* RECORDS PROVIDED *
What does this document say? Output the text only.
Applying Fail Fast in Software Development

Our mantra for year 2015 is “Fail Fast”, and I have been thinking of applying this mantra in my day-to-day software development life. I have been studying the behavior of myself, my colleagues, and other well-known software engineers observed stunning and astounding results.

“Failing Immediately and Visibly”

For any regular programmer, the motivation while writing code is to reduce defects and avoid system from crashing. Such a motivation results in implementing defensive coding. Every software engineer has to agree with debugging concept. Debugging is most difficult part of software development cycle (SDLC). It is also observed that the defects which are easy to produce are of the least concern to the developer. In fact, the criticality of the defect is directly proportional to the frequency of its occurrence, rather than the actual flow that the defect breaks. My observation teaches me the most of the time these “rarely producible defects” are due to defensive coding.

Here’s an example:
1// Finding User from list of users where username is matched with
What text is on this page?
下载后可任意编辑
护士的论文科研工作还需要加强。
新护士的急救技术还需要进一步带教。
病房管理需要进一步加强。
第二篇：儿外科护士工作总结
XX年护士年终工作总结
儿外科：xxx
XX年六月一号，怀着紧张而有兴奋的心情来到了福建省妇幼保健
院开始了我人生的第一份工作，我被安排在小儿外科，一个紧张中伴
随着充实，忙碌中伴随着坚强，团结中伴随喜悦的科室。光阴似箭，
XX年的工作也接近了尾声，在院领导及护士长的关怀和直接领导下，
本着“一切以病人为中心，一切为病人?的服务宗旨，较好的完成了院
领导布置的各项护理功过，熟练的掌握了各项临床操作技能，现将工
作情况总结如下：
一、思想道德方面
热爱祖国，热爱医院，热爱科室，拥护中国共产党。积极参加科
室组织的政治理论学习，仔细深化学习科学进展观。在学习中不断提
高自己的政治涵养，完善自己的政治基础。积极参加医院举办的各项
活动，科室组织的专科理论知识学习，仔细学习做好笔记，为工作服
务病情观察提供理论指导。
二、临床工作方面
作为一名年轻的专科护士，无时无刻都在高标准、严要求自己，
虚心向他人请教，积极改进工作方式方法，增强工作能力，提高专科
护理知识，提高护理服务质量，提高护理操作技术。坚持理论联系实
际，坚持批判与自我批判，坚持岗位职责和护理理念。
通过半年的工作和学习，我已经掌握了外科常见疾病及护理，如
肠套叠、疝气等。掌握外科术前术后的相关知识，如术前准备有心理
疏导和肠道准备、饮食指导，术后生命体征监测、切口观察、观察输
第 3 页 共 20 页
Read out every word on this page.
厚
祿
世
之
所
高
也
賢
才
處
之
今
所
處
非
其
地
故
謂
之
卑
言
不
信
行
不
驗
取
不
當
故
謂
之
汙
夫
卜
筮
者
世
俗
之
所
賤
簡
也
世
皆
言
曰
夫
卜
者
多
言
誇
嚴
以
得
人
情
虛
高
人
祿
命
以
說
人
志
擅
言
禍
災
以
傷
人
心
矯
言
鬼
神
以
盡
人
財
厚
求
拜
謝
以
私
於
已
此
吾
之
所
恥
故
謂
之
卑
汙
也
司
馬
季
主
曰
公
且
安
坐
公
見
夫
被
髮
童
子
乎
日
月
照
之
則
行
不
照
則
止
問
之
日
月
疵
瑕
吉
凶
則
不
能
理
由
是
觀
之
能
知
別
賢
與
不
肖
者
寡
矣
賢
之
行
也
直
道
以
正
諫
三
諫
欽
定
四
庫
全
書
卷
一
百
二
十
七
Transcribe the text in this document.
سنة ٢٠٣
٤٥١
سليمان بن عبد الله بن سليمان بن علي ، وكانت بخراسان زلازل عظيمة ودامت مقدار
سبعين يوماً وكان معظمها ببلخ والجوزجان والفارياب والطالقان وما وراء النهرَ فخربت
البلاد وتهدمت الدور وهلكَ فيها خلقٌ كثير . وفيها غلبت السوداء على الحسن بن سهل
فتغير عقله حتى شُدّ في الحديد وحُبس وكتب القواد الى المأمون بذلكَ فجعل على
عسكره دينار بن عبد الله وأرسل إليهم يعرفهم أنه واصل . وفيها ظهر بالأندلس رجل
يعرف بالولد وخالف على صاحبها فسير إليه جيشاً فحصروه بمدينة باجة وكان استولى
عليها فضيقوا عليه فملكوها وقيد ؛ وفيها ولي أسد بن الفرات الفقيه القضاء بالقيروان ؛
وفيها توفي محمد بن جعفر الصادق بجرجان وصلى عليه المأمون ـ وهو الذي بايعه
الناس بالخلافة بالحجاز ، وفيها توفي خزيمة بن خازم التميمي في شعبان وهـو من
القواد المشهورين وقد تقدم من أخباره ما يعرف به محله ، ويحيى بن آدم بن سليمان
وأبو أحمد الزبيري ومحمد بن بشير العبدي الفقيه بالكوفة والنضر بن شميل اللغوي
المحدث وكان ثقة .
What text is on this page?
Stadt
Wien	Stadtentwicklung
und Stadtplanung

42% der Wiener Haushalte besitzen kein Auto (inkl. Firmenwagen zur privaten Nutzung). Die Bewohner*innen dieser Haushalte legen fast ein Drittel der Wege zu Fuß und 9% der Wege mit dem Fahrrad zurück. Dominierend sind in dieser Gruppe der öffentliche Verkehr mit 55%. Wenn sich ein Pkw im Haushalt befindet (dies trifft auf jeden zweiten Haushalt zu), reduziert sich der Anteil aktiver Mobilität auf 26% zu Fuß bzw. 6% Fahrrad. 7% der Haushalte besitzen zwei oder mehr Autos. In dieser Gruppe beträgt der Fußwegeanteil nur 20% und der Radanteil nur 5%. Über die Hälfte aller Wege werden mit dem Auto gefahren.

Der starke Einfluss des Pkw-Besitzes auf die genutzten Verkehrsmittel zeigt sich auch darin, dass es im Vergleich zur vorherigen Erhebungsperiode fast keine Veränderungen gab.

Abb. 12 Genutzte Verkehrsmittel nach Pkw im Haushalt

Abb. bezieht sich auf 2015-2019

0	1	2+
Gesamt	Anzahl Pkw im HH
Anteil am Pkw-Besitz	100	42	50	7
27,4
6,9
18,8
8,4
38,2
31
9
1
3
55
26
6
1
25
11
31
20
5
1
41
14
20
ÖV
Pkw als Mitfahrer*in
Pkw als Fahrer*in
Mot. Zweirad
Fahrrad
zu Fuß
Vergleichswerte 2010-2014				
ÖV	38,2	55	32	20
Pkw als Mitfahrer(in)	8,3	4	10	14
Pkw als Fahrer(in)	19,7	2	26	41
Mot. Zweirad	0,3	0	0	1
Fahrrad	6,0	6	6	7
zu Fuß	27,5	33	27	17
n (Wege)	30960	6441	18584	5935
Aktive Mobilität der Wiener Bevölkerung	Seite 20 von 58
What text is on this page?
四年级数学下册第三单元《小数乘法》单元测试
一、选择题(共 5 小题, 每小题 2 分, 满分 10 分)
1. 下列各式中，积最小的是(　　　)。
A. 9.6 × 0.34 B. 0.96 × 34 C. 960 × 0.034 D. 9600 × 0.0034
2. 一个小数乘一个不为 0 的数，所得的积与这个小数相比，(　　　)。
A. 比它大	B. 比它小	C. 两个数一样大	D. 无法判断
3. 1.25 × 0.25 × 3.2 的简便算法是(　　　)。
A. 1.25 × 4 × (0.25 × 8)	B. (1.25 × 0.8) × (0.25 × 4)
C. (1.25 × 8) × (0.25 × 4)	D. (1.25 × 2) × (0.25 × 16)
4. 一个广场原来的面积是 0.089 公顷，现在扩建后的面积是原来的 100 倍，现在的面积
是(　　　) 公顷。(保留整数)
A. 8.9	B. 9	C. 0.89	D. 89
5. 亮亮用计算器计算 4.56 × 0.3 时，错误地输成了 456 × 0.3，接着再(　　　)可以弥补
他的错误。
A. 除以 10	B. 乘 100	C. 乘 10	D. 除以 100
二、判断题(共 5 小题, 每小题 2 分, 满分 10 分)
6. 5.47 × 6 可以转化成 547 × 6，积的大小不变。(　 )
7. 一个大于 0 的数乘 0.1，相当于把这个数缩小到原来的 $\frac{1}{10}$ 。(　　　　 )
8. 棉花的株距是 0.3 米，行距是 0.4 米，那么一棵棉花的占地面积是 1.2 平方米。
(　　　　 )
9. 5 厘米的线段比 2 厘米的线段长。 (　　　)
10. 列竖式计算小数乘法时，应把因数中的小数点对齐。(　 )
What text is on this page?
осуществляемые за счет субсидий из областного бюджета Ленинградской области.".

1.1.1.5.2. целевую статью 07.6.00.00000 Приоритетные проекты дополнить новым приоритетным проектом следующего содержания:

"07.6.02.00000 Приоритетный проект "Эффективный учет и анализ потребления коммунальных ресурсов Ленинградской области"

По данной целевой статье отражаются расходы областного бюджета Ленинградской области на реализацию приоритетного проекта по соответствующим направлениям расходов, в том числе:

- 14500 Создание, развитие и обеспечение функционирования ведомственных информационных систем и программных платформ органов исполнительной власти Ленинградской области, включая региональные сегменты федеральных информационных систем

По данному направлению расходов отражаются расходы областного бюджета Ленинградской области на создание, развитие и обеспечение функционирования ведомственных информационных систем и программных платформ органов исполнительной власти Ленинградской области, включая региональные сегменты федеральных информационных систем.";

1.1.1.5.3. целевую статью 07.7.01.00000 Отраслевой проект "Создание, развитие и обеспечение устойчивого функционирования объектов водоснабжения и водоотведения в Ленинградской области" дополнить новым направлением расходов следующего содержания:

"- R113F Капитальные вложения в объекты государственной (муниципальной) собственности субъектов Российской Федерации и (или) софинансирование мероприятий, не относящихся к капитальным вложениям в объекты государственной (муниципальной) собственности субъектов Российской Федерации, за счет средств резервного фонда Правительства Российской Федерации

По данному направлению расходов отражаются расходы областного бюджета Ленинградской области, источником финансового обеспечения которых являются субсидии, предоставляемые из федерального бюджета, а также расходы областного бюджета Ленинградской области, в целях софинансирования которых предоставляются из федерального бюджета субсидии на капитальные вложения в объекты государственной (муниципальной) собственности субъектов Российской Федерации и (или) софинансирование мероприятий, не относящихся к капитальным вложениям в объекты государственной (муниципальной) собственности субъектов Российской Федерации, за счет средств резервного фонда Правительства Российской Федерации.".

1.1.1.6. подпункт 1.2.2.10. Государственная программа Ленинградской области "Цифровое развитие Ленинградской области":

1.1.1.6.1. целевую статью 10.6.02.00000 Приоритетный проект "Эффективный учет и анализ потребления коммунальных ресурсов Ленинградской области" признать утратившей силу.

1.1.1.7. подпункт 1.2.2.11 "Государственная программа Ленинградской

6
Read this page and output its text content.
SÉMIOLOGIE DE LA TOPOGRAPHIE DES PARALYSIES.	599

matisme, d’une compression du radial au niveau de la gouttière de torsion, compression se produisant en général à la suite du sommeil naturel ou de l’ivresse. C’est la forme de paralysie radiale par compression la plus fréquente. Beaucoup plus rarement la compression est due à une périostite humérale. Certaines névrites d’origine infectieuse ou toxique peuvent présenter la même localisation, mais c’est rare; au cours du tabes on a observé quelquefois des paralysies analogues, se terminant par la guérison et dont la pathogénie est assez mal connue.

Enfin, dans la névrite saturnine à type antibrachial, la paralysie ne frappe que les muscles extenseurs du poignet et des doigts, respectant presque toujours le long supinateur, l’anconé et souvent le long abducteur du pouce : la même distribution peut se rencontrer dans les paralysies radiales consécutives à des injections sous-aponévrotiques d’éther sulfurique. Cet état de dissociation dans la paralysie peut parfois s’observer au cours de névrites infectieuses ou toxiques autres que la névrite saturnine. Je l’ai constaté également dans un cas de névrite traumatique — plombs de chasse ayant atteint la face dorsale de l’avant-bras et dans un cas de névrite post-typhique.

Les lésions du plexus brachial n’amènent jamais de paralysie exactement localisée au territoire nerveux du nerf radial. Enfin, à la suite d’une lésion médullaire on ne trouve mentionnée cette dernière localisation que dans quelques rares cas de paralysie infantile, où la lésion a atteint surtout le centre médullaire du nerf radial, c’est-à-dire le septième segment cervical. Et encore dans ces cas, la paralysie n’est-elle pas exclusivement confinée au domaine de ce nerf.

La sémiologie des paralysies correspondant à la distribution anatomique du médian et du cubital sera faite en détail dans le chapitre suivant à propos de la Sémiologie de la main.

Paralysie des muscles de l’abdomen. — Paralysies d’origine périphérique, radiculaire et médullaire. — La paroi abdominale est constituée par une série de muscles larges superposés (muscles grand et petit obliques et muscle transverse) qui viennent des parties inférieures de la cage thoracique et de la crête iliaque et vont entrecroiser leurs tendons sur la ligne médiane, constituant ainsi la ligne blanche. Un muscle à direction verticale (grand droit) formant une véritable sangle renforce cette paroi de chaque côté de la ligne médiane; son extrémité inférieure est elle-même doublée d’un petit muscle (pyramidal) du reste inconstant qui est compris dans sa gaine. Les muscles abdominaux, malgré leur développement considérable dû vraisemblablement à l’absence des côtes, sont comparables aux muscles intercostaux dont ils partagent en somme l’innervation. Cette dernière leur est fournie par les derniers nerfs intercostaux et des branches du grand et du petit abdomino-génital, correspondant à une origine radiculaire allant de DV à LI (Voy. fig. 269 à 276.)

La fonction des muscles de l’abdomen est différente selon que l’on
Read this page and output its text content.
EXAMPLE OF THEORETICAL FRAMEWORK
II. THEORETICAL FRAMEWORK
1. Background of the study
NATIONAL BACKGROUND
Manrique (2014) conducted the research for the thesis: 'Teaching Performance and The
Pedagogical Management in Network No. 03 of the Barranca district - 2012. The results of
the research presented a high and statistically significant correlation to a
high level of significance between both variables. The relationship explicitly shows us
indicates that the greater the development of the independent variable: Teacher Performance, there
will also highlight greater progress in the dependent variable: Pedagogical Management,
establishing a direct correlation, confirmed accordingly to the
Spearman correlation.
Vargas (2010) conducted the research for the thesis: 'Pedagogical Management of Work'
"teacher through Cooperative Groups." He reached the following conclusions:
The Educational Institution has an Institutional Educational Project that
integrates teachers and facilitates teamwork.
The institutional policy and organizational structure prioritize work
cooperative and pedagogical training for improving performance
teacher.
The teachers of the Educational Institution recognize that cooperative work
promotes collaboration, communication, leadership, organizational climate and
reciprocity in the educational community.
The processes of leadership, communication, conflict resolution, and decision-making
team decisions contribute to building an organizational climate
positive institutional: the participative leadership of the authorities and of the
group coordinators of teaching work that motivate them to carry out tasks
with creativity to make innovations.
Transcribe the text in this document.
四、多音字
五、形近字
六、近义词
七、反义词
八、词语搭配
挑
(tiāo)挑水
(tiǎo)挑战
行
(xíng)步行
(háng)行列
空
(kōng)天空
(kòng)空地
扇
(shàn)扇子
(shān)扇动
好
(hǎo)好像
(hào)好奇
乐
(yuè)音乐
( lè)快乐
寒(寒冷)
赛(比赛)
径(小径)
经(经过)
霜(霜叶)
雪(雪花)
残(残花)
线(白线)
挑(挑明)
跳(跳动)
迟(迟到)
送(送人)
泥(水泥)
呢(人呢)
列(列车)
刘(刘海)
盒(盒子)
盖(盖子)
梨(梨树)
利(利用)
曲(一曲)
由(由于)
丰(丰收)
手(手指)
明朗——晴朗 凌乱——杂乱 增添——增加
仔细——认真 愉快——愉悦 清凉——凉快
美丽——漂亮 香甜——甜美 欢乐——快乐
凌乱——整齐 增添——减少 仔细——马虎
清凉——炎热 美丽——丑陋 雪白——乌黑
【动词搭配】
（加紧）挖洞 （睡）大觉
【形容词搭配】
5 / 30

* STATED PROBLEM *
Pull out each line of the listing that holds the string "федеральных".

* FINISHED ANSWER *
- 14500 Создание, развитие и обеспечение функционирования ведомственных информационных систем и программных платформ органов исполнительной власти Ленинградской области, включая региональные сегменты федеральных информационных систем
По данному направлению расходов отражаются расходы областного бюджета Ленинградской области на создание, развитие и обеспечение функционирования ведомственных информационных систем и программных платформ органов исполнительной власти Ленинградской области, включая региональные сегменты федеральных информационных систем.";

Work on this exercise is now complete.